### REQUIRED TASK
Narrow the data below down to the lines containing "Trích".

### DATA LISTING

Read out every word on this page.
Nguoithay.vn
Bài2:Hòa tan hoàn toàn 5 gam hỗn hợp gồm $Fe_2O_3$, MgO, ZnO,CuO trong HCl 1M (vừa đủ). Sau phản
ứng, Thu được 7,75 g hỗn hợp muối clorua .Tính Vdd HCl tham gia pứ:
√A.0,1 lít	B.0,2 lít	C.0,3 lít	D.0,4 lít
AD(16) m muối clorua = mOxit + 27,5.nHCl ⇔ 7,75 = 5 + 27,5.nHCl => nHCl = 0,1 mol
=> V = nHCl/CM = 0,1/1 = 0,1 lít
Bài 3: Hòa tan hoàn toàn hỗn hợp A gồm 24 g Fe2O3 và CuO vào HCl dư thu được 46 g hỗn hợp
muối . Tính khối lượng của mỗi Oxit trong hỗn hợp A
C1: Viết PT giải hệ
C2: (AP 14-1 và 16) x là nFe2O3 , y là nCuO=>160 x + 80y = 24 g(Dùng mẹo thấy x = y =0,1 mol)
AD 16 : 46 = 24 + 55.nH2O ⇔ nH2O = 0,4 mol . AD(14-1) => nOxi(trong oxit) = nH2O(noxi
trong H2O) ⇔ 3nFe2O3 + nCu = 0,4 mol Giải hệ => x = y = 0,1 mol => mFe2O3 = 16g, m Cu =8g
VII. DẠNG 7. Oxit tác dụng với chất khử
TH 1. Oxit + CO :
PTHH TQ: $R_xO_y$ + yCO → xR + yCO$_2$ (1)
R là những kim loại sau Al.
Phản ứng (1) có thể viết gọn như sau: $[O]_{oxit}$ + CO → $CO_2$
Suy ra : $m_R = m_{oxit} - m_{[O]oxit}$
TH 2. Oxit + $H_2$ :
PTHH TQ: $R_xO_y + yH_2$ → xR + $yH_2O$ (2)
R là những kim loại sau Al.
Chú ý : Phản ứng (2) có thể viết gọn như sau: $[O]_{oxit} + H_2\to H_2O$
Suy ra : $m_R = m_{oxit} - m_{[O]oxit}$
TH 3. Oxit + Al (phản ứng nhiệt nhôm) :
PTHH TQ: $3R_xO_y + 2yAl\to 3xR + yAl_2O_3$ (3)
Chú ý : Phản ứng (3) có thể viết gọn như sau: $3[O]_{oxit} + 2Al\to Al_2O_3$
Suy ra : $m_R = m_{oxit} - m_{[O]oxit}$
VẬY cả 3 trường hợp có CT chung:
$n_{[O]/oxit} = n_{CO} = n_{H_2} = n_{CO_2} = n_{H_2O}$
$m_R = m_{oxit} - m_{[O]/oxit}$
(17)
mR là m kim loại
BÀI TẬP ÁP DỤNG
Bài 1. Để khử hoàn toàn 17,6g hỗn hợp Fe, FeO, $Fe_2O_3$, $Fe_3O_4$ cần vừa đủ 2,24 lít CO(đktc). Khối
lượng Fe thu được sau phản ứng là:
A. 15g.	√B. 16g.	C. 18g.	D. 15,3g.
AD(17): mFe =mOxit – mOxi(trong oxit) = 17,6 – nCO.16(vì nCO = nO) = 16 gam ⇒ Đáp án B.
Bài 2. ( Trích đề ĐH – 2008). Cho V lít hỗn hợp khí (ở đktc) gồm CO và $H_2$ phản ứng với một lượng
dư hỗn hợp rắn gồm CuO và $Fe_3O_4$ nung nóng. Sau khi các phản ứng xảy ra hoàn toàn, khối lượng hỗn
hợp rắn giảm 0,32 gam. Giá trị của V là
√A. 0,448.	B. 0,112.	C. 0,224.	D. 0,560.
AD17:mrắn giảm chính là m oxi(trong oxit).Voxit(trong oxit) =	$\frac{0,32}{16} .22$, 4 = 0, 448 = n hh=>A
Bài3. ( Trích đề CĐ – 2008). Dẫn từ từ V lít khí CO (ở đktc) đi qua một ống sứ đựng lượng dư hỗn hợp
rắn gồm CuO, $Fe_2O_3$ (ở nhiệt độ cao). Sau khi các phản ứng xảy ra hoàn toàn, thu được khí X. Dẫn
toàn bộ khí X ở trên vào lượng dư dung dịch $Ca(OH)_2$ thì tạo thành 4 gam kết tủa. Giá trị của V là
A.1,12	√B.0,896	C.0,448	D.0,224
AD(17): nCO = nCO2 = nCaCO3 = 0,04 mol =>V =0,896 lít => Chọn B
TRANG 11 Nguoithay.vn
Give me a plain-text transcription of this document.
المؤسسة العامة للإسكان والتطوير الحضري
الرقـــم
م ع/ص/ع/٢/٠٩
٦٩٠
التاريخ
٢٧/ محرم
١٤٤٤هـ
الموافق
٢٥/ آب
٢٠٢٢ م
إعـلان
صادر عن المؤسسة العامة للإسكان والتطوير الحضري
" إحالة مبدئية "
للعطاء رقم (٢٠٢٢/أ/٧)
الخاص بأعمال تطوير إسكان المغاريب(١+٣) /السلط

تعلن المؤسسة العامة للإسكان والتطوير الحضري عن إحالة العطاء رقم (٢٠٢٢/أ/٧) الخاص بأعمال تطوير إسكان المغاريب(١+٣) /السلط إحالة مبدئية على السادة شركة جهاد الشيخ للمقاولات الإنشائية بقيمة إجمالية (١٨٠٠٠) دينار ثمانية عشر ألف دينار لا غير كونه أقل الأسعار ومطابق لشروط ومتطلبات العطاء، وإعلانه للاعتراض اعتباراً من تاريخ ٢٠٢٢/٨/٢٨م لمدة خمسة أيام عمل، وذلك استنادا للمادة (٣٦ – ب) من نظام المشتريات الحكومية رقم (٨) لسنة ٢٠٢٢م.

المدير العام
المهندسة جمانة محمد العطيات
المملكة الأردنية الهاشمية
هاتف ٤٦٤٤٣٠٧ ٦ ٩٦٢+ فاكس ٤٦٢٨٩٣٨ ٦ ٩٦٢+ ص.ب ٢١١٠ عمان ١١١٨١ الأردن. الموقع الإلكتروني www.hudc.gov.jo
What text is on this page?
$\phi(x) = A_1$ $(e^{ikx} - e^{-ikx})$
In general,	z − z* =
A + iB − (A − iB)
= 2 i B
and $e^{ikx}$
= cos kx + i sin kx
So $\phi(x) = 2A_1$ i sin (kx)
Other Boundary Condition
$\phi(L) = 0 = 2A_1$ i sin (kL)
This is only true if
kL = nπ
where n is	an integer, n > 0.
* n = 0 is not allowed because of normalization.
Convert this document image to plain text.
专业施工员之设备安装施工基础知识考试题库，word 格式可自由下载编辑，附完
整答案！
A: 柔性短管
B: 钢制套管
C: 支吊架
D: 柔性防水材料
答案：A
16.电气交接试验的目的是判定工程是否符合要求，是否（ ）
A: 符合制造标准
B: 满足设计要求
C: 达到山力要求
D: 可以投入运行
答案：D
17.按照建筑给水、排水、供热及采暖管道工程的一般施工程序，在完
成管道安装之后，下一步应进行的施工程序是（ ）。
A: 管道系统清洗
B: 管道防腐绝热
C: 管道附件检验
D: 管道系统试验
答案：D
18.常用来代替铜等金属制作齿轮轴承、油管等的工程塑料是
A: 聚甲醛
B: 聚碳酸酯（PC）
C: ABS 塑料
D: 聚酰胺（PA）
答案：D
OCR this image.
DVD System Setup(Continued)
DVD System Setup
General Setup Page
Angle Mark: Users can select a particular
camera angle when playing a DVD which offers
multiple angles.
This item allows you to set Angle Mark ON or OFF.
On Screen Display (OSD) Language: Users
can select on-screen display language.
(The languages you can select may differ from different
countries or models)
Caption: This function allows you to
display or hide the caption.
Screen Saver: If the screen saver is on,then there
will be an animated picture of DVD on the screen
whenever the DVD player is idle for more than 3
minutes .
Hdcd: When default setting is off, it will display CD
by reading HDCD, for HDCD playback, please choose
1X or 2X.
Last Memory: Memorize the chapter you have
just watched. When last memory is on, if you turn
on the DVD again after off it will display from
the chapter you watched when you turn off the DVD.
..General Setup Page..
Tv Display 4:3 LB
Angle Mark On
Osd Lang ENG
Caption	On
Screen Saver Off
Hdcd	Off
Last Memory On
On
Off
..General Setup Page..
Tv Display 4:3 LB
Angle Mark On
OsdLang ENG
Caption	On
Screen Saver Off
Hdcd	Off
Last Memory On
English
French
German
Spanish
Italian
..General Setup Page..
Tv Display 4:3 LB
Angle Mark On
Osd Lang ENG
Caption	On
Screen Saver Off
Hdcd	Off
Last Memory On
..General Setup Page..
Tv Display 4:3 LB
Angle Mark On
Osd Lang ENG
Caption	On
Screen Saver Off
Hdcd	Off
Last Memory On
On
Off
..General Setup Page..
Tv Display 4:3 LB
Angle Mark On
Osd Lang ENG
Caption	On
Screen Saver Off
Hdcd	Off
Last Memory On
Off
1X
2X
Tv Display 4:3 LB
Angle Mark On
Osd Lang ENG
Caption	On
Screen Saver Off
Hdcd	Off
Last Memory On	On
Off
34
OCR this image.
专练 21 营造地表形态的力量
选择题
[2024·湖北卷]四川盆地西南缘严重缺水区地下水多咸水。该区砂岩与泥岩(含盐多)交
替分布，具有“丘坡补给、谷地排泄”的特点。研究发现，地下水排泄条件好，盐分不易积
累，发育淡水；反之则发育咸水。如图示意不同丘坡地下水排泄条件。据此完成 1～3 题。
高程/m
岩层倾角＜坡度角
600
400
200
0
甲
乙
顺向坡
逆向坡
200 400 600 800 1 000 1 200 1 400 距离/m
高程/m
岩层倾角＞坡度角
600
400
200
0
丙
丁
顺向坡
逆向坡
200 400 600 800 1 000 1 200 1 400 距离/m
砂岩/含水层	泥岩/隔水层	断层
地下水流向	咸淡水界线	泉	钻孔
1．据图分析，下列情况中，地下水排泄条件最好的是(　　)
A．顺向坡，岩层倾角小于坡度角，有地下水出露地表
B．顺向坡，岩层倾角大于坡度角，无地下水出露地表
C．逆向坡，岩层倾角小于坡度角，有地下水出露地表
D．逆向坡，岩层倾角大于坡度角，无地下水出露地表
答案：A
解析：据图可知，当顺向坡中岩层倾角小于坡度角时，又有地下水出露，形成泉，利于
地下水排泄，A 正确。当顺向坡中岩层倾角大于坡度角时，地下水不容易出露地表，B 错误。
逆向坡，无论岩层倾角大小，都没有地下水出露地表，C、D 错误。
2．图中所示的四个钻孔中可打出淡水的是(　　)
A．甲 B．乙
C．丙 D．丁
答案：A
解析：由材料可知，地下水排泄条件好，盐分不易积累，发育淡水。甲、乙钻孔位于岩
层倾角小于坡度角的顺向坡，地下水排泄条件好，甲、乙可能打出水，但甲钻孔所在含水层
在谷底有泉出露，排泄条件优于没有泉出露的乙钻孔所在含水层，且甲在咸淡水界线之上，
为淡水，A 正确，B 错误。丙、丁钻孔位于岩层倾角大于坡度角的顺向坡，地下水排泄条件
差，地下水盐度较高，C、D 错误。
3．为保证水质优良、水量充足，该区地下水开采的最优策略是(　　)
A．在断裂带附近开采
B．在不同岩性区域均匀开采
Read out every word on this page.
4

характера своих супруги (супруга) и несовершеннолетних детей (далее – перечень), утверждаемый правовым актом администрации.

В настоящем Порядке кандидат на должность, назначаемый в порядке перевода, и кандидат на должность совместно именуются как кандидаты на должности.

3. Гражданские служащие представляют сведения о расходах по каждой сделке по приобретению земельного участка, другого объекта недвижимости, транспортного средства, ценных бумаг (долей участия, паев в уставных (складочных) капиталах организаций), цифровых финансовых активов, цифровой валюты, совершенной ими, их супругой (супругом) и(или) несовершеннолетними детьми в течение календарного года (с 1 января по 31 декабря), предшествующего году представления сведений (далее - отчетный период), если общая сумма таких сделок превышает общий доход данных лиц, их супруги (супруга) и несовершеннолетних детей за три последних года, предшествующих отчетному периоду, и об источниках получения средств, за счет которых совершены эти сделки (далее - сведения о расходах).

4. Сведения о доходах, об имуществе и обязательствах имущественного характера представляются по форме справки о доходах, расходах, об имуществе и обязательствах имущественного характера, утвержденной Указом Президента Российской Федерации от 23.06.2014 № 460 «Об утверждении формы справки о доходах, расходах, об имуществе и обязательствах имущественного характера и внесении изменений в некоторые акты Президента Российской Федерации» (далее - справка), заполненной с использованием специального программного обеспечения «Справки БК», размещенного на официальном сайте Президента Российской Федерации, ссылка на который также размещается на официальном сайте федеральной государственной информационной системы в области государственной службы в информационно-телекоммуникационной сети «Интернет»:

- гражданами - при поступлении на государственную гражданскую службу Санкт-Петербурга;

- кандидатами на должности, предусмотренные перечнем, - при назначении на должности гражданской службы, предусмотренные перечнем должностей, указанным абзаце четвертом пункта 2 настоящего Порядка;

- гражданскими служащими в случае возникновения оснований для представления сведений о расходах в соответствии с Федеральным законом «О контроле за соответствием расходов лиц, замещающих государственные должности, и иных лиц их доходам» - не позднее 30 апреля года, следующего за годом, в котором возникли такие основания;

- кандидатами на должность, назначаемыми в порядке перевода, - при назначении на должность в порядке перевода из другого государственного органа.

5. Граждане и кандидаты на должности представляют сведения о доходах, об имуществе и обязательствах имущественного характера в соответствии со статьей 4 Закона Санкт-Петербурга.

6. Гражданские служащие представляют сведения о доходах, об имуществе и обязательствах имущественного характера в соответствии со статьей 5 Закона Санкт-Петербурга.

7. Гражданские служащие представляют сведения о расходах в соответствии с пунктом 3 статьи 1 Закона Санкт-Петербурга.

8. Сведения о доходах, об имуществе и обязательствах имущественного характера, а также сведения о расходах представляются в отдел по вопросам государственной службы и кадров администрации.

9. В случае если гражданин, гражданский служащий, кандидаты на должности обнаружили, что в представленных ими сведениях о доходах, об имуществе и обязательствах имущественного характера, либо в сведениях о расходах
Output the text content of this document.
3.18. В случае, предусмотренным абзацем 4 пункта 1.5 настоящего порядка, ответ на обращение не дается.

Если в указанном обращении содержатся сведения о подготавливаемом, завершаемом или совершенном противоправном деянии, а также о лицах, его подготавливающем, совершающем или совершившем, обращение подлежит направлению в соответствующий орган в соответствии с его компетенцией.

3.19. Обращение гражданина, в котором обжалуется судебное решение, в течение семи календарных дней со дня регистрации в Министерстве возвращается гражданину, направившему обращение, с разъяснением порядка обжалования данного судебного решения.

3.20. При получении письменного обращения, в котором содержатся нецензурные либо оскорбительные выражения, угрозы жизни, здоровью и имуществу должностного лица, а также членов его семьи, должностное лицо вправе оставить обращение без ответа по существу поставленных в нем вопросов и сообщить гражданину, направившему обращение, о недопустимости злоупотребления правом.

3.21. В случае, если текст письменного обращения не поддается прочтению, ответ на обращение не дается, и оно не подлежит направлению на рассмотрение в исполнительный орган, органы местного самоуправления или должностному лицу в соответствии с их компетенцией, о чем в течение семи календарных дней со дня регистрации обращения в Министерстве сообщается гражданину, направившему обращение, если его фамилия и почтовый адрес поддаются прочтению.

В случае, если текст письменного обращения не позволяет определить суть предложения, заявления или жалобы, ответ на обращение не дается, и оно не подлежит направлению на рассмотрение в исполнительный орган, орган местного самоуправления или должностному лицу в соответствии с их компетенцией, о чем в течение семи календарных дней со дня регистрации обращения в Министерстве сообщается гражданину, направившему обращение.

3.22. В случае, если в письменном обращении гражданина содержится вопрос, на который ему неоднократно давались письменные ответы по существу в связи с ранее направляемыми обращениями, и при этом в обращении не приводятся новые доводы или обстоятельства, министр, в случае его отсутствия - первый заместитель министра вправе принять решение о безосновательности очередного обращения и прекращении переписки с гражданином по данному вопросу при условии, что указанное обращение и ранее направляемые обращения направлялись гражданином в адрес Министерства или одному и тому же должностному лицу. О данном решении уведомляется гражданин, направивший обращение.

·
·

### TASK OUTPUT
Bài 2. ( Trích đề ĐH – 2008). Cho V lít hỗn hợp khí (ở đktc) gồm CO và $H_2$ phản ứng với một lượng
Bài3. ( Trích đề CĐ – 2008). Dẫn từ từ V lít khí CO (ở đktc) đi qua một ống sứ đựng lượng dư hỗn hợp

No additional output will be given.